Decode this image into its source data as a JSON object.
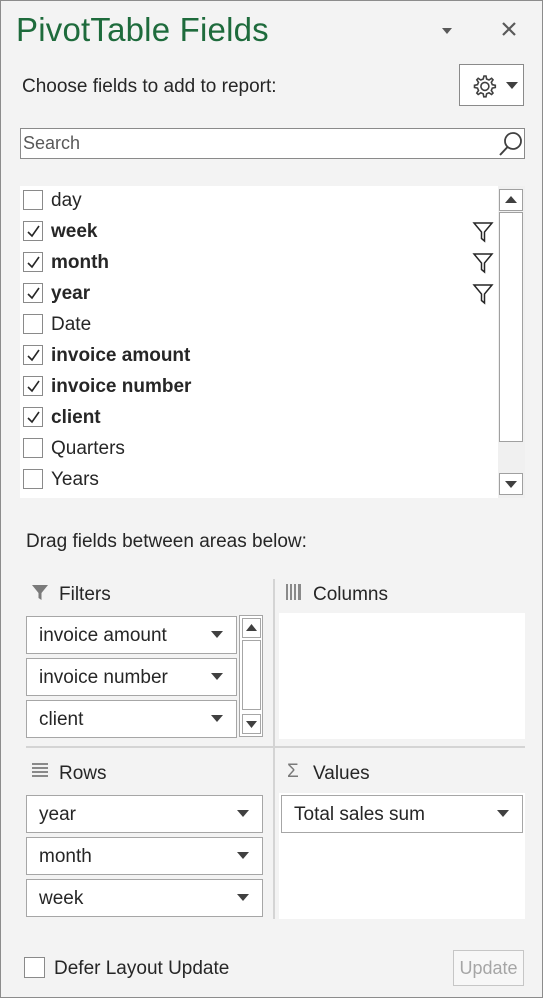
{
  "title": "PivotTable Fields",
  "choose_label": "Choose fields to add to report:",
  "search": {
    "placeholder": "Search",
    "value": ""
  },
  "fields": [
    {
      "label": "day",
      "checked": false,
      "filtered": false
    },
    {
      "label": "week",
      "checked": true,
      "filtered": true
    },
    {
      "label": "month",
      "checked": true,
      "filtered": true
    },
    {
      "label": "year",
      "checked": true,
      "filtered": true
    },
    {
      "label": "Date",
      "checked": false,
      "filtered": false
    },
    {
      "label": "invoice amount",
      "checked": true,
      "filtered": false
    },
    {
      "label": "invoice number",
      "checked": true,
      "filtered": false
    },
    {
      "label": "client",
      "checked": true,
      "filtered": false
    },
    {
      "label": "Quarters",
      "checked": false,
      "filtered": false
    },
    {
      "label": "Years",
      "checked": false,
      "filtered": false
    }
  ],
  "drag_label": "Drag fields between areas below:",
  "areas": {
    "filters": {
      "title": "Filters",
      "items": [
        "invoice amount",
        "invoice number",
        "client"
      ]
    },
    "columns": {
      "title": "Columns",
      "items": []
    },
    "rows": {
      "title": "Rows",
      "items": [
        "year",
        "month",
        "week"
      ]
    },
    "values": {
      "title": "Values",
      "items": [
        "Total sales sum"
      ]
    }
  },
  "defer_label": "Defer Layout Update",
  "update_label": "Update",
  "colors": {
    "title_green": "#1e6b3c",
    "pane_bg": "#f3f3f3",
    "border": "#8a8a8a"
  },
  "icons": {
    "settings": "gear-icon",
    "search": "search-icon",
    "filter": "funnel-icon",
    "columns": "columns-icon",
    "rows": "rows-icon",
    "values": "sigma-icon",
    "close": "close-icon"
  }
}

◇ ◇ ◇ ◇ ◇ ◇ ◇

Requirement
Repeat the entries exactly and keep the pictures out of the copy.

Completed task
Decode this image into its source data as a JSON object.
{
  "title": "PivotTable Fields",
  "choose_label": "Choose fields to add to report:",
  "search": {
    "placeholder": "Search",
    "value": ""
  },
  "fields": [
    {
      "label": "day",
      "checked": false,
      "filtered": false
    },
    {
      "label": "week",
      "checked": true,
      "filtered": true
    },
    {
      "label": "month",
      "checked": true,
      "filtered": true
    },
    {
      "label": "year",
      "checked": true,
      "filtered": true
    },
    {
      "label": "Date",
      "checked": false,
      "filtered": false
    },
    {
      "label": "invoice amount",
      "checked": true,
      "filtered": false
    },
    {
      "label": "invoice number",
      "checked": true,
      "filtered": false
    },
    {
      "label": "client",
      "checked": true,
      "filtered": false
    },
    {
      "label": "Quarters",
      "checked": false,
      "filtered": false
    },
    {
      "label": "Years",
      "checked": false,
      "filtered": false
    }
  ],
  "drag_label": "Drag fields between areas below:",
  "areas": {
    "filters": {
      "title": "Filters",
      "items": [
        "invoice amount",
        "invoice number",
        "client"
      ]
    },
    "columns": {
      "title": "Columns",
      "items": []
    },
    "rows": {
      "title": "Rows",
      "items": [
        "year",
        "month",
        "week"
      ]
    },
    "values": {
      "title": "Values",
      "items": [
        "Total sales sum"
      ]
    }
  },
  "defer_label": "Defer Layout Update",
  "update_label": "Update",
  "colors": {
    "title_green": "#1e6b3c",
    "pane_bg": "#f3f3f3",
    "border": "#8a8a8a"
  },
  "icons": {
    "settings": "gear-icon",
    "search": "search-icon",
    "filter": "funnel-icon",
    "columns": "columns-icon",
    "rows": "rows-icon",
    "values": "sigma-icon",
    "close": "close-icon"
  }
}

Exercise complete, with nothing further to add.